> TASK BRIEF: Copy the entries starting at the first line and ending at the line containing "Text: 5.Pump body: 5.Pump", renaming every "FancyBboxPatch" to "RoundedBox" and leaving everything else unchanged.

--------------------------------

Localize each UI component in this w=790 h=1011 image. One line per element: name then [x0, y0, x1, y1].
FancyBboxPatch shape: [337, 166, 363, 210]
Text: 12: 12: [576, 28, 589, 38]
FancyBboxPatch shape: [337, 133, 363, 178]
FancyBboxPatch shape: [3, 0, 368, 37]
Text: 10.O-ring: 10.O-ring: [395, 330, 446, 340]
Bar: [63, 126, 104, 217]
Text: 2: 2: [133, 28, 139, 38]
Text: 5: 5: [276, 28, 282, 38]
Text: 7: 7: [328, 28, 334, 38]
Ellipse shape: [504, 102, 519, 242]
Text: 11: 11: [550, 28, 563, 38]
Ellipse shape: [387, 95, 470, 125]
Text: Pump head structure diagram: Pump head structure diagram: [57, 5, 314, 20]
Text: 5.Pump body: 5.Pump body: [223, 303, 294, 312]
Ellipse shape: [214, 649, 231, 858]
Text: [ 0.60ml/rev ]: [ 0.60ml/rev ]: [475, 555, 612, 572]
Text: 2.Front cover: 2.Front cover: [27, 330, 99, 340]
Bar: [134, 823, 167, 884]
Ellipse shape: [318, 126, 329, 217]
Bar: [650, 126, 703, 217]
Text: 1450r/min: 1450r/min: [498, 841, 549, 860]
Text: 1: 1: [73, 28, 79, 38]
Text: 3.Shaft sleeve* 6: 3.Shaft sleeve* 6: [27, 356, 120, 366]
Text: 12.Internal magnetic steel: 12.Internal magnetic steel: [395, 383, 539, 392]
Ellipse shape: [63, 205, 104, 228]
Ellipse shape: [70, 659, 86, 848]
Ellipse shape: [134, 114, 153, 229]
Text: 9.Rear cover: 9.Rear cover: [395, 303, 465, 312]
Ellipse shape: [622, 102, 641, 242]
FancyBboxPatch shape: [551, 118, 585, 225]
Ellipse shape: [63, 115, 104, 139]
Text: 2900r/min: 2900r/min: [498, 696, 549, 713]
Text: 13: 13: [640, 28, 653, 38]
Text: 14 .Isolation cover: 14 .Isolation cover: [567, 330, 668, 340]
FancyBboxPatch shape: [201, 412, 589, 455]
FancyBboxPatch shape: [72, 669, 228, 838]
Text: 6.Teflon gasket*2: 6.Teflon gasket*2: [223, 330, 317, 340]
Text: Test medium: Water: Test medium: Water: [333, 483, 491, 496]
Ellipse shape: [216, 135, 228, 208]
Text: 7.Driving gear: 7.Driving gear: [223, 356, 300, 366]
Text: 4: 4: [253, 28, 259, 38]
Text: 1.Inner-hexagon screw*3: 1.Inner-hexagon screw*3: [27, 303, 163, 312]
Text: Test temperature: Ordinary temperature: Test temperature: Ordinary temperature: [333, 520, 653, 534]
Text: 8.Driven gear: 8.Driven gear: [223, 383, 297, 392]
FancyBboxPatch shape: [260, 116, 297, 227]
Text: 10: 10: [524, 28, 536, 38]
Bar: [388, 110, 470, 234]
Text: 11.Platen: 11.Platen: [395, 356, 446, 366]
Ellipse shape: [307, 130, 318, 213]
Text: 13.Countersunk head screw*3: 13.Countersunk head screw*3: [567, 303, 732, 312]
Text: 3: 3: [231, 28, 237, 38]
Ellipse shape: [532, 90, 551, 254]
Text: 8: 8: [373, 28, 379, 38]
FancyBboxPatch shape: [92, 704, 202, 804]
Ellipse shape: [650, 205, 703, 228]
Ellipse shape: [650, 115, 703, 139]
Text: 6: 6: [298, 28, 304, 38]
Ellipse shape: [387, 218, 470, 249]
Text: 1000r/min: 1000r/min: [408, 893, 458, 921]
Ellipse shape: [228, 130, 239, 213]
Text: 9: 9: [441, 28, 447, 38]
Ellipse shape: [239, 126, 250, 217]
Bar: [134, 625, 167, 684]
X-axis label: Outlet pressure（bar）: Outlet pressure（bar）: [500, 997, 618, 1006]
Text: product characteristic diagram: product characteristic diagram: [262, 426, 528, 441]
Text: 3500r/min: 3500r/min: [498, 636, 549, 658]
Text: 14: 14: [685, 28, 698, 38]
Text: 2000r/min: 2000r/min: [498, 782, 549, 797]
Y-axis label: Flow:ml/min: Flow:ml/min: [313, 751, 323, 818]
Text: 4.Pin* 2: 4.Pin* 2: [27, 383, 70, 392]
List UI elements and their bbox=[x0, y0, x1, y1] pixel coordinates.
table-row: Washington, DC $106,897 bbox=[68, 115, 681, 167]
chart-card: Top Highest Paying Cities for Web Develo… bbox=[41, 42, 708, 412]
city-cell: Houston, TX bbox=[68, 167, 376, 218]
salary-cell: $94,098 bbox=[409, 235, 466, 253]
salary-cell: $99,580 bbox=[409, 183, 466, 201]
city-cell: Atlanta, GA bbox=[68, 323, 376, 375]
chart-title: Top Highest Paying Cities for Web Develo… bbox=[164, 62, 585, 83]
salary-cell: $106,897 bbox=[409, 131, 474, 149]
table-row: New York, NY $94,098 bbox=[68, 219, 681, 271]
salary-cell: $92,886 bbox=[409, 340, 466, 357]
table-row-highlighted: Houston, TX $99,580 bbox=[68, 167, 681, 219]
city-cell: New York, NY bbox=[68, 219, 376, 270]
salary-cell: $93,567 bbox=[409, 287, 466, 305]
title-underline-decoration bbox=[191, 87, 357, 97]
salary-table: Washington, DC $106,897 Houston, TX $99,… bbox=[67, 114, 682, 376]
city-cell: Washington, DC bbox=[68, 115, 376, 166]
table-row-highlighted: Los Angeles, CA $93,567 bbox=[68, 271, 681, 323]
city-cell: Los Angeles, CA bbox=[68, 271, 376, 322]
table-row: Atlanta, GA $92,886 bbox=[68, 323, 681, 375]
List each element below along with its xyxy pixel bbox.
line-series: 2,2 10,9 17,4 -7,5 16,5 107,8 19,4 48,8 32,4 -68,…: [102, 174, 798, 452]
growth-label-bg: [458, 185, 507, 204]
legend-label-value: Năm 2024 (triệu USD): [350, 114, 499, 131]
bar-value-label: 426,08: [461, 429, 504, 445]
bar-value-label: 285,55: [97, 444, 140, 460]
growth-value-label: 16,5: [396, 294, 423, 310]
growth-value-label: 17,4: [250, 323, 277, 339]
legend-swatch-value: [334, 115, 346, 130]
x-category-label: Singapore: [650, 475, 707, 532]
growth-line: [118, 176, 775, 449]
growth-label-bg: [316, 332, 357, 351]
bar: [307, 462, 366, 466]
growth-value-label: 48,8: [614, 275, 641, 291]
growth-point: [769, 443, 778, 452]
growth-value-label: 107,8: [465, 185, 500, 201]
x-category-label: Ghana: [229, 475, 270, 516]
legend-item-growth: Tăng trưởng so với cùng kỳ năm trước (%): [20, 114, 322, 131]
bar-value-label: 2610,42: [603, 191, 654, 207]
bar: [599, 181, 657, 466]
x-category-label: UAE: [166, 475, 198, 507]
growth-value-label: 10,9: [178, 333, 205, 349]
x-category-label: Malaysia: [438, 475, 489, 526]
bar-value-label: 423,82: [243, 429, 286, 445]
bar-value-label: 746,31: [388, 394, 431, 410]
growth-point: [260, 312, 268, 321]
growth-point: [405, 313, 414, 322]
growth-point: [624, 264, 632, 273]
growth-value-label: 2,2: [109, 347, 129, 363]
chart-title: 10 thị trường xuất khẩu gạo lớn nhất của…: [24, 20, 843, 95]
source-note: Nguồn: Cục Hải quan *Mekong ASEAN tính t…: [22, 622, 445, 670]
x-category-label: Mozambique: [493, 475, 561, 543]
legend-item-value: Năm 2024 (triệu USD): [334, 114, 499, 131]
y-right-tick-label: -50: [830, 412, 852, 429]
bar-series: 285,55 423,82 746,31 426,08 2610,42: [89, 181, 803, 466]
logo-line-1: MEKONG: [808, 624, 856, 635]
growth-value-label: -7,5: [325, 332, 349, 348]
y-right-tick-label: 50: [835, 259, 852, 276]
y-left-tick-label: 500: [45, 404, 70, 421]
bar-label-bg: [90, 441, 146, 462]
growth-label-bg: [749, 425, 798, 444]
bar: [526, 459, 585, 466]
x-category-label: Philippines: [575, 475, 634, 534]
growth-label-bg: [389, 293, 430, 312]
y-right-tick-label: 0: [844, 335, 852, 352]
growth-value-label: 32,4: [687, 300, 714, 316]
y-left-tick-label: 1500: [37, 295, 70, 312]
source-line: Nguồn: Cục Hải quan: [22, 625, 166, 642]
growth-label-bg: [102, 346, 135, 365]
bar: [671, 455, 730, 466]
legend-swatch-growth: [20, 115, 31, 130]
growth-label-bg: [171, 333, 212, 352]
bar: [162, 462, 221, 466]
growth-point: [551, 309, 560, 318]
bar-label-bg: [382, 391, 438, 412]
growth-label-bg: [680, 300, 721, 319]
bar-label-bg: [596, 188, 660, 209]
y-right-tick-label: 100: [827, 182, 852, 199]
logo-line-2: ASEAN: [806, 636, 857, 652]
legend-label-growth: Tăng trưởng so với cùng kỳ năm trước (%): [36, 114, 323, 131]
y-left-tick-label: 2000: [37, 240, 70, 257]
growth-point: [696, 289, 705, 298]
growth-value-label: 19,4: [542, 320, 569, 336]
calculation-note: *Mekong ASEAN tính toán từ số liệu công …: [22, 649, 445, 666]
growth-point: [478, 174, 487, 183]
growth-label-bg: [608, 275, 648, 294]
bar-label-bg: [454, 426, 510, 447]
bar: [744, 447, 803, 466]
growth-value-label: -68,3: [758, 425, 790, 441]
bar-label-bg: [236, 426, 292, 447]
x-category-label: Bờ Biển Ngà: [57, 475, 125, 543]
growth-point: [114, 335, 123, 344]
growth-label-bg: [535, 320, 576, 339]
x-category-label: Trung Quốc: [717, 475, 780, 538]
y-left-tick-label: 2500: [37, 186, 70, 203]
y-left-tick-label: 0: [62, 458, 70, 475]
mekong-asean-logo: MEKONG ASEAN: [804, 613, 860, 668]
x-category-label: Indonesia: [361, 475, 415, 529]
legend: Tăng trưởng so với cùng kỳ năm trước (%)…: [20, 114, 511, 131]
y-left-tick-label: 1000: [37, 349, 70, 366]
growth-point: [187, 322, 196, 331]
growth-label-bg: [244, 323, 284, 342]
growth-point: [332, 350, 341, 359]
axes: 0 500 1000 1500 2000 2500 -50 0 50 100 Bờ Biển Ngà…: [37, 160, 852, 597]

--------------------------------

> RESULT FOR THIS TASK:
Localize each UI component in this w=790 h=1011 image. One line per element: name then [x0, y0, x1, y1].
RoundedBox shape: [337, 166, 363, 210]
Text: 12: 12: [576, 28, 589, 38]
RoundedBox shape: [337, 133, 363, 178]
RoundedBox shape: [3, 0, 368, 37]
Text: 10.O-ring: 10.O-ring: [395, 330, 446, 340]
Bar: [63, 126, 104, 217]
Text: 2: 2: [133, 28, 139, 38]
Text: 5: 5: [276, 28, 282, 38]
Text: 7: 7: [328, 28, 334, 38]
Ellipse shape: [504, 102, 519, 242]
Text: 11: 11: [550, 28, 563, 38]
Ellipse shape: [387, 95, 470, 125]
Text: Pump head structure diagram: Pump head structure diagram: [57, 5, 314, 20]
Text: 5.Pump body: 5.Pump body: [223, 303, 294, 312]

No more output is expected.